* **Data supplied**
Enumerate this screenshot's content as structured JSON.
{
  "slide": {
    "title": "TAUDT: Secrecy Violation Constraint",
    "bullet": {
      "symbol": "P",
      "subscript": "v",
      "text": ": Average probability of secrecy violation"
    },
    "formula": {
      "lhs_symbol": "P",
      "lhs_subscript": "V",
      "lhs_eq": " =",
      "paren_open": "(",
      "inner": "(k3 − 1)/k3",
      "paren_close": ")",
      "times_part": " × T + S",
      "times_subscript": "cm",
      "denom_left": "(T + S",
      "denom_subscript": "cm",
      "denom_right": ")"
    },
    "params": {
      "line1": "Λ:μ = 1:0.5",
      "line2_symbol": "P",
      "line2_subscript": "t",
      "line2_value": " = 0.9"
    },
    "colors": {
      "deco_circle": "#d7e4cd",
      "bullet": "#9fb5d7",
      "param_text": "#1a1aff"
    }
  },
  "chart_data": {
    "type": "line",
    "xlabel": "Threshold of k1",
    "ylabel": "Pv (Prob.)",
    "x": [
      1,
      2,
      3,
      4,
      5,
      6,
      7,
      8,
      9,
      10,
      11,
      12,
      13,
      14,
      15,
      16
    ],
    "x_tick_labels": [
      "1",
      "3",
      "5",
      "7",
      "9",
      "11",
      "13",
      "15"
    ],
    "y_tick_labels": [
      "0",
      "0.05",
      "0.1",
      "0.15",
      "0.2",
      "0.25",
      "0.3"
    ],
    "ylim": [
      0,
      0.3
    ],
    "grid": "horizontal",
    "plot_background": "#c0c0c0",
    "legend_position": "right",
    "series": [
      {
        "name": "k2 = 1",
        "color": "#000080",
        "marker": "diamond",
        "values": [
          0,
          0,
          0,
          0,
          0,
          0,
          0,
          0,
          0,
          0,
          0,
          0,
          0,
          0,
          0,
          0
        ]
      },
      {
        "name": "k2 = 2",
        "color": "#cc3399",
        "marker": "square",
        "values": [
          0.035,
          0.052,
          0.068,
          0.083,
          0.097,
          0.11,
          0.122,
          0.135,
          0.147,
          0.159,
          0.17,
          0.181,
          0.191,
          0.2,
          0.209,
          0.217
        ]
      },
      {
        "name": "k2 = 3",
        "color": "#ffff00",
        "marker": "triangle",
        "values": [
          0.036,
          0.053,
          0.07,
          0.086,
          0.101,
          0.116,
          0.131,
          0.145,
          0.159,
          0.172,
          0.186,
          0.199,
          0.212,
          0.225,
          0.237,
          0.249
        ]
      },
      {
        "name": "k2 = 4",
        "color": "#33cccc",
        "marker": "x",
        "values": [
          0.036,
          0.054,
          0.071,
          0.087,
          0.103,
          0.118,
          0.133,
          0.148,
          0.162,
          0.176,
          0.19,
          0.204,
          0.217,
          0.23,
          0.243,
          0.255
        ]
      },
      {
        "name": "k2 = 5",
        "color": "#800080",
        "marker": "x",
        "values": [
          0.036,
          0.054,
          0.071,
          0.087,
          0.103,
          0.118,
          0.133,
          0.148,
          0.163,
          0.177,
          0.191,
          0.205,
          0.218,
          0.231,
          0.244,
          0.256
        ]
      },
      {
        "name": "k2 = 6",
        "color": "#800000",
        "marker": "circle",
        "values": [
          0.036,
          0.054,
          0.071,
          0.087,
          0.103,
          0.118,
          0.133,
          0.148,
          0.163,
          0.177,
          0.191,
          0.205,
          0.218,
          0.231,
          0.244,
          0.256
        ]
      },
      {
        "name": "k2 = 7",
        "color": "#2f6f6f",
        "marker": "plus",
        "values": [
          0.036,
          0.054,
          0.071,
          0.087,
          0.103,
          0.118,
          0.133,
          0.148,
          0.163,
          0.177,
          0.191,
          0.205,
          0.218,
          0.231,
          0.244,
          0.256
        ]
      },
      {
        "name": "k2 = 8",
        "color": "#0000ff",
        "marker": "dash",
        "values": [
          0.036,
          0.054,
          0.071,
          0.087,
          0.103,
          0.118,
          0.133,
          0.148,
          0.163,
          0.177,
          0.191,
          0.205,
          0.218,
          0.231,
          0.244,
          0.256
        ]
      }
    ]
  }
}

* **Given request**
Lines holding the word "marker" in the entries above are the ones to pull out. Copy them all.

* **Output for this exercise**
        "marker": "diamond",
        "marker": "square",
        "marker": "triangle",
        "marker": "x",
        "marker": "x",
        "marker": "circle",
        "marker": "plus",
        "marker": "dash",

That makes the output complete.